● **WRITTEN EXERCISE**: Give the material once more, word for word, without any images.

● **Entries from a visual dataset**:
BEGIN
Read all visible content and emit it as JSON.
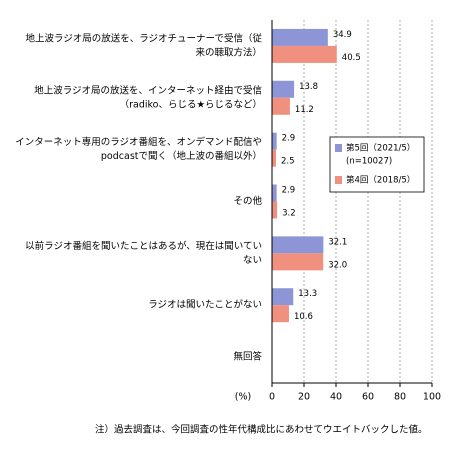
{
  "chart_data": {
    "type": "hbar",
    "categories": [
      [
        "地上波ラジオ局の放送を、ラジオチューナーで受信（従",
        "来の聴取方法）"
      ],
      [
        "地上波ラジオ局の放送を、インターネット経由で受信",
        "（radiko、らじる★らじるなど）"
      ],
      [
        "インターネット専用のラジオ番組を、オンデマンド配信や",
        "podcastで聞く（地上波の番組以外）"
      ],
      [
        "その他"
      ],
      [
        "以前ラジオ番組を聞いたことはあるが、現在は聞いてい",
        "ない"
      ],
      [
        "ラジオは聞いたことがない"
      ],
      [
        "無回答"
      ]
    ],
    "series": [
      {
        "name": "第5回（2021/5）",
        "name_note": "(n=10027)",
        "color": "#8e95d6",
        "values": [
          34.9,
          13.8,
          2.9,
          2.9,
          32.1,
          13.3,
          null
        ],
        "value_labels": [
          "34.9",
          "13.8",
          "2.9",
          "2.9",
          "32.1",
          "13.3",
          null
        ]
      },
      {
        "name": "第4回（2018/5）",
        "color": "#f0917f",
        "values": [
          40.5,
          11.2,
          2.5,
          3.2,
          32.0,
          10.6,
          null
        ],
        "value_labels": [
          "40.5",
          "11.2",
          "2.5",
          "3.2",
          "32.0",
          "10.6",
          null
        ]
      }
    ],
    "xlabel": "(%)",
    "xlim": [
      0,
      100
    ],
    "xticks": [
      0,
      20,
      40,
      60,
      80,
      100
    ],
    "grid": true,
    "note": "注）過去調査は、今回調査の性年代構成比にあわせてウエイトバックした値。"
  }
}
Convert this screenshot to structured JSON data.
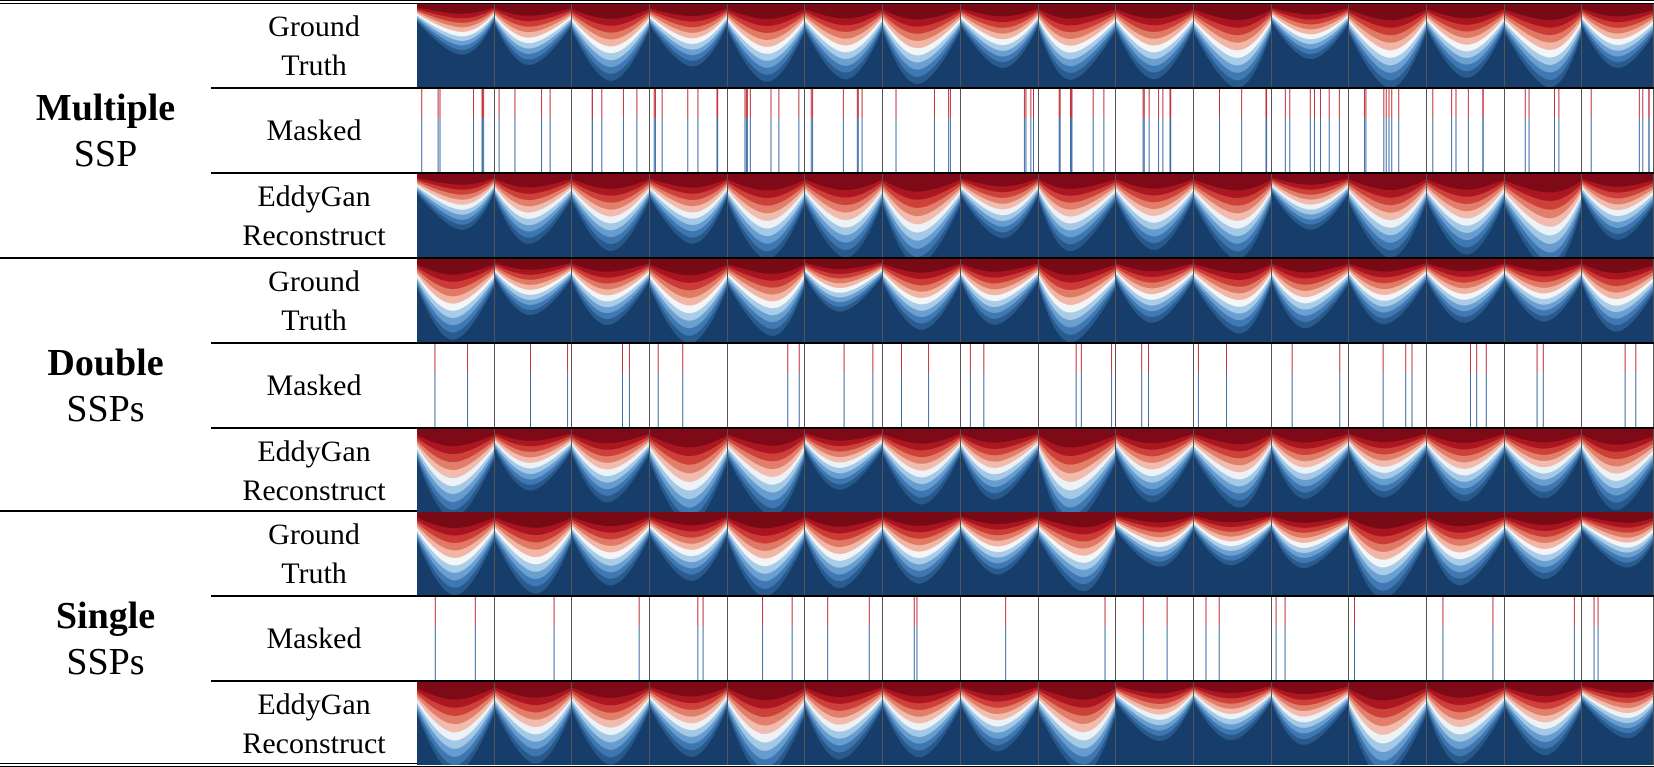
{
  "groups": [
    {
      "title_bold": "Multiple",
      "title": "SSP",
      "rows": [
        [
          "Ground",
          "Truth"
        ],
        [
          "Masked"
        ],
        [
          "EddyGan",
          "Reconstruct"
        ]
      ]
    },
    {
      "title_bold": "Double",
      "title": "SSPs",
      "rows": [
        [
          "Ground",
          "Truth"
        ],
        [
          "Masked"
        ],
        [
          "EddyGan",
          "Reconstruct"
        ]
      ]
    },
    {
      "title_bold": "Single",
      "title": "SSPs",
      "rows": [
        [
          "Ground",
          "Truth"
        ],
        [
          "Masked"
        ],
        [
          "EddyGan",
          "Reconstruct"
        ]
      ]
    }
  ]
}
END
● **OUTPUT FOR THIS EXERCISE**:
Read all visible content and emit it as JSON.
{
  "chart_data": {
    "type": "hbar",
    "categories": [
      [
        "地上波ラジオ局の放送を、ラジオチューナーで受信（従",
        "来の聴取方法）"
      ],
      [
        "地上波ラジオ局の放送を、インターネット経由で受信",
        "（radiko、らじる★らじるなど）"
      ],
      [
        "インターネット専用のラジオ番組を、オンデマンド配信や",
        "podcastで聞く（地上波の番組以外）"
      ],
      [
        "その他"
      ],
      [
        "以前ラジオ番組を聞いたことはあるが、現在は聞いてい",
        "ない"
      ],
      [
        "ラジオは聞いたことがない"
      ],
      [
        "無回答"
      ]
    ],
    "series": [
      {
        "name": "第5回（2021/5）",
        "name_note": "(n=10027)",
        "color": "#8e95d6",
        "values": [
          34.9,
          13.8,
          2.9,
          2.9,
          32.1,
          13.3,
          null
        ],
        "value_labels": [
          "34.9",
          "13.8",
          "2.9",
          "2.9",
          "32.1",
          "13.3",
          null
        ]
      },
      {
        "name": "第4回（2018/5）",
        "color": "#f0917f",
        "values": [
          40.5,
          11.2,
          2.5,
          3.2,
          32.0,
          10.6,
          null
        ],
        "value_labels": [
          "40.5",
          "11.2",
          "2.5",
          "3.2",
          "32.0",
          "10.6",
          null
        ]
      }
    ],
    "xlabel": "(%)",
    "xlim": [
      0,
      100
    ],
    "xticks": [
      0,
      20,
      40,
      60,
      80,
      100
    ],
    "grid": true,
    "note": "注）過去調査は、今回調査の性年代構成比にあわせてウエイトバックした値。"
  }
}
Convert this screenshot to structured JSON data.
{
  "groups": [
    {
      "title_bold": "Multiple",
      "title": "SSP",
      "rows": [
        [
          "Ground",
          "Truth"
        ],
        [
          "Masked"
        ],
        [
          "EddyGan",
          "Reconstruct"
        ]
      ]
    },
    {
      "title_bold": "Double",
      "title": "SSPs",
      "rows": [
        [
          "Ground",
          "Truth"
        ],
        [
          "Masked"
        ],
        [
          "EddyGan",
          "Reconstruct"
        ]
      ]
    },
    {
      "title_bold": "Single",
      "title": "SSPs",
      "rows": [
        [
          "Ground",
          "Truth"
        ],
        [
          "Masked"
        ],
        [
          "EddyGan",
          "Reconstruct"
        ]
      ]
    }
  ]
}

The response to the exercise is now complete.